## Directions
A) In the rally report, rewrite the passage starting at "Latvala recorded stage" and ending at "points as possible.", substituting "top-three finish" for "podium place".
B) Translate this sentence from the rally report into Spanish: "At that point, Latvala had been in fourth overall, with a good chance of fighting for a podium place."
C) Extend the rally report beyond its final sentence.

[begin Passage given]

Latvala recorded stage wins on both SS11 and SS12. The Finn had retired toward the end of Day Two with an electrical issue—there was a problem with his alternator, which meant the car was no longer able to generate electricity. At that point, Latvala had been in fourth overall, with a good chance of fighting for a podium place. This made his retirement more disappointing but, using the Rally 2 rule, he rejoined the rally on Day Three. Latvala refocused and did all he could to acquire as many championship points as possible.

[end Passage given]
[begin Material supplied]

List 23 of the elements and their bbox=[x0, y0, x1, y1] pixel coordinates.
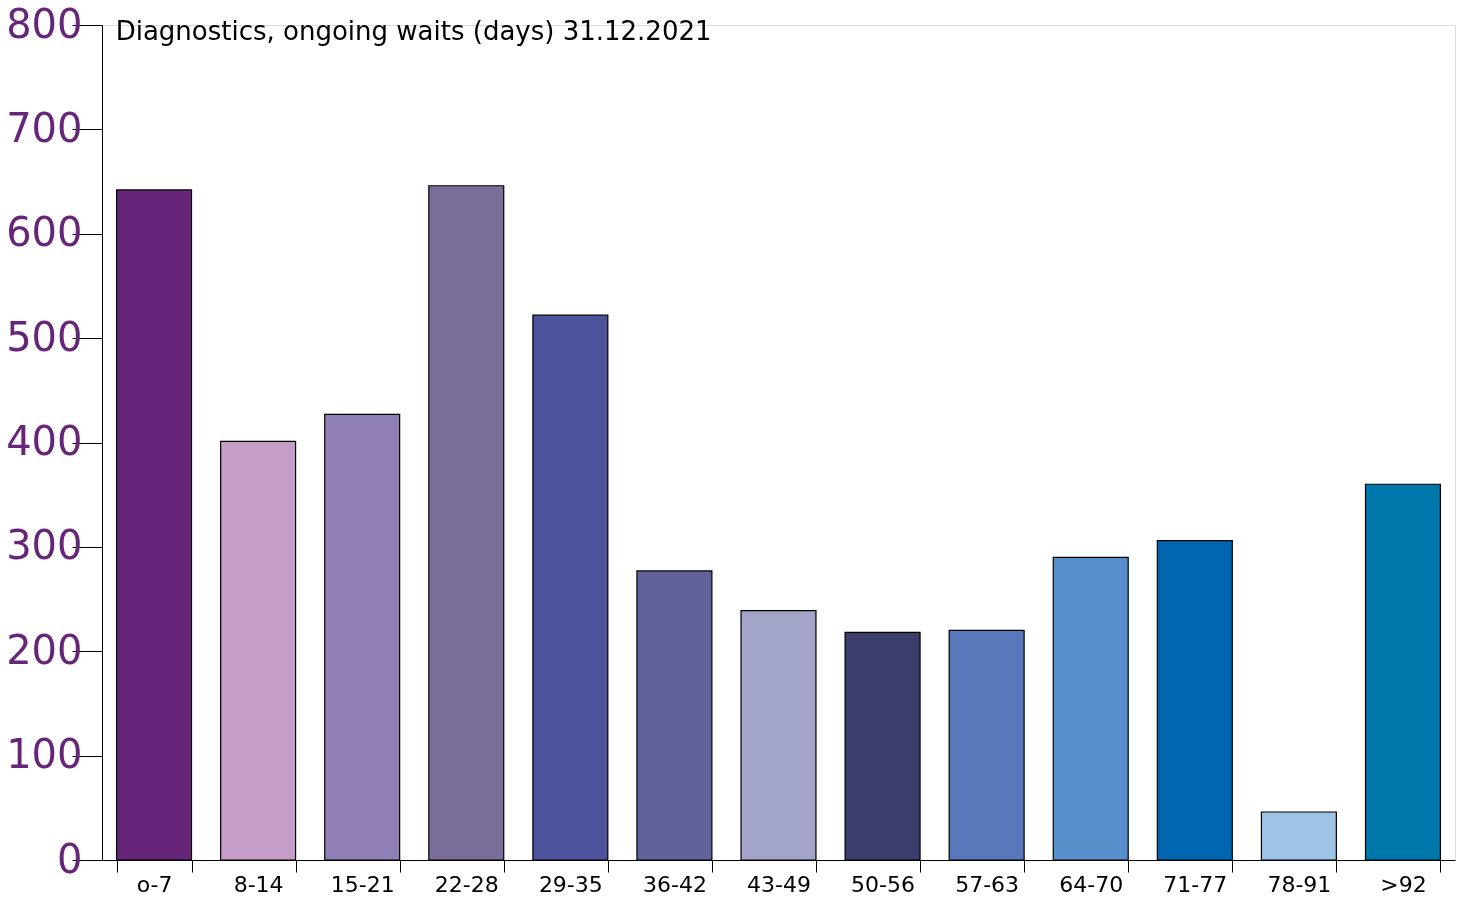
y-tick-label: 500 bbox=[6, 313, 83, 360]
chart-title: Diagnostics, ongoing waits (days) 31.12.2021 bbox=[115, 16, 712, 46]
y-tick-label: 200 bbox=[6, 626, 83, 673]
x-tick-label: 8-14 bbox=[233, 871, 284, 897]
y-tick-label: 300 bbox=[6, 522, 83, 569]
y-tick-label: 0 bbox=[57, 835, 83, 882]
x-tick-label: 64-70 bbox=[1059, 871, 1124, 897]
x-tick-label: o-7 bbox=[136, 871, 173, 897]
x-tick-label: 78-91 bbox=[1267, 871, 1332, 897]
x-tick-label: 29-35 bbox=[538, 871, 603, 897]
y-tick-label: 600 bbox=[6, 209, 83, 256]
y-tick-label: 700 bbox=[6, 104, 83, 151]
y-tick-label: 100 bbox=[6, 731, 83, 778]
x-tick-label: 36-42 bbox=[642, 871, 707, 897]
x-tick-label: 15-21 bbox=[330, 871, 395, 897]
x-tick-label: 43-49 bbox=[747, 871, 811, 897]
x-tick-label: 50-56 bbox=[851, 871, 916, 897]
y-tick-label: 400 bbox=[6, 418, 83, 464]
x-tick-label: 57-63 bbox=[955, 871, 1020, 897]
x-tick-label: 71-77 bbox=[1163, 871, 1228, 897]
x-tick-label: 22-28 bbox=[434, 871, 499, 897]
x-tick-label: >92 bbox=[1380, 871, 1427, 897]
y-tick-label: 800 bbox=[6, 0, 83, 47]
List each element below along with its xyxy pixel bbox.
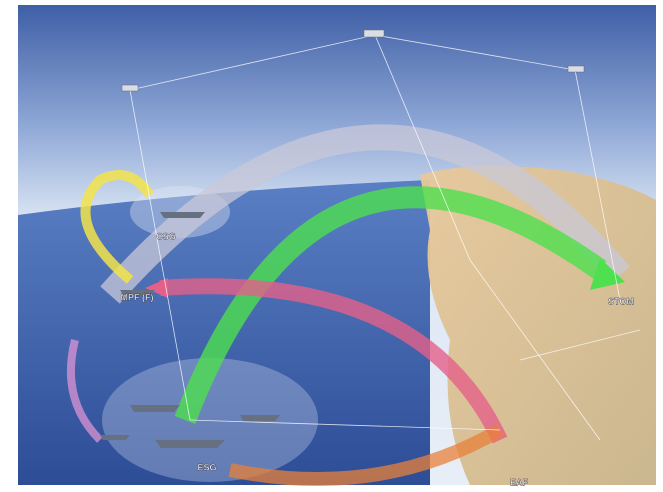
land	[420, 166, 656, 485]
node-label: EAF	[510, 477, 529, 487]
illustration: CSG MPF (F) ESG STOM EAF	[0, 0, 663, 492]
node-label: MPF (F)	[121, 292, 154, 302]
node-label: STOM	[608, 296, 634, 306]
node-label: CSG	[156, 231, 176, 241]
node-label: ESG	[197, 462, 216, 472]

[end Material supplied]

## Outputs by task
A)
Latvala recorded stage wins on both SS11 and SS12. The Finn had retired toward the end of Day Two with an electrical issue—there was a problem with his alternator, which meant the car was no longer able to generate electricity. At that point, Latvala had been in fourth overall, with a good chance of fighting for a top-three finish. This made his retirement more disappointing but, using the Rally 2 rule, he rejoined the rally on Day Three. Latvala refocused and did all he could to acquire as many championship points as possible.

B) En ese momento, Latvala se encontraba cuarto en la general, con buenas posibilidades de luchar por un puesto en el podio.

C)
After Meeke fell down the standings, Tänak found himself in third place overall. The Estonian recorded the fastest times on Special Stages 14 and 15, which took place in the afternoon of Day Three. By the end of the day, Tänak had reduced the gap to second place to just 2.2 seconds. Day Four—the final day of Rally Mexico—featured just three Special Stages with a short combined length of 60.17 kilometers. His rivals were extremely fast so it would not be easy to overtake them. But Tänak was confident—his Yaris WRC was both high-performing and reliable. He felt that he would at least be able to secure second place, and he still had a chance of overall victory. Since overtaking his rivals would be almost impossible with a defensive strategy, Tänak went on the offensive. He held discussions with his trusted engineer, Paul Murphy, until just before he left the morning service, and decided on a different choice of tires to his rivals.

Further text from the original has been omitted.